• Directions for this task: Write each line out exactly, leaving none out.

• Records contained in a dataset:
— begin —

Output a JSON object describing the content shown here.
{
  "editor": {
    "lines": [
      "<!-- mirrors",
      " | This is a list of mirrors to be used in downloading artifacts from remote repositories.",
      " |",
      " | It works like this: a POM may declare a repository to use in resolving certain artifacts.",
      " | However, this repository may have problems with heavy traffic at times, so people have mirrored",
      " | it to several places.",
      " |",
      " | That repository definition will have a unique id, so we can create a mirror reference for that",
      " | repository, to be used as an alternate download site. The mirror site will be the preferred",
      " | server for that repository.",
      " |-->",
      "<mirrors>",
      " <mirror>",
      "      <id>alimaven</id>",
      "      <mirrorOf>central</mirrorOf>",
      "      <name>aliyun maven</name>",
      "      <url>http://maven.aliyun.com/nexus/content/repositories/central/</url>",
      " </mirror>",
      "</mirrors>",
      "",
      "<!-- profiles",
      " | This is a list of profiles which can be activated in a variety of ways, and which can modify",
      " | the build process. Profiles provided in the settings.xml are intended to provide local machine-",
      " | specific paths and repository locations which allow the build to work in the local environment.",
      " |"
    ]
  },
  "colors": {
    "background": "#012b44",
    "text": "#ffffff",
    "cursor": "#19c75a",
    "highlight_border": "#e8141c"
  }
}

— end —

• Solution to this exercise:
Output a JSON object describing the content shown here.
{
  "editor": {
    "lines": [
      "<!-- mirrors",
      " | This is a list of mirrors to be used in downloading artifacts from remote repositories.",
      " |",
      " | It works like this: a POM may declare a repository to use in resolving certain artifacts.",
      " | However, this repository may have problems with heavy traffic at times, so people have mirrored",
      " | it to several places.",
      " |",
      " | That repository definition will have a unique id, so we can create a mirror reference for that",
      " | repository, to be used as an alternate download site. The mirror site will be the preferred",
      " | server for that repository.",
      " |-->",
      "<mirrors>",
      " <mirror>",
      "      <id>alimaven</id>",
      "      <mirrorOf>central</mirrorOf>",
      "      <name>aliyun maven</name>",
      "      <url>http://maven.aliyun.com/nexus/content/repositories/central/</url>",
      " </mirror>",
      "</mirrors>",
      "",
      "<!-- profiles",
      " | This is a list of profiles which can be activated in a variety of ways, and which can modify",
      " | the build process. Profiles provided in the settings.xml are intended to provide local machine-",
      " | specific paths and repository locations which allow the build to work in the local environment.",
      " |"
    ]
  },
  "colors": {
    "background": "#012b44",
    "text": "#ffffff",
    "cursor": "#19c75a",
    "highlight_border": "#e8141c"
  }
}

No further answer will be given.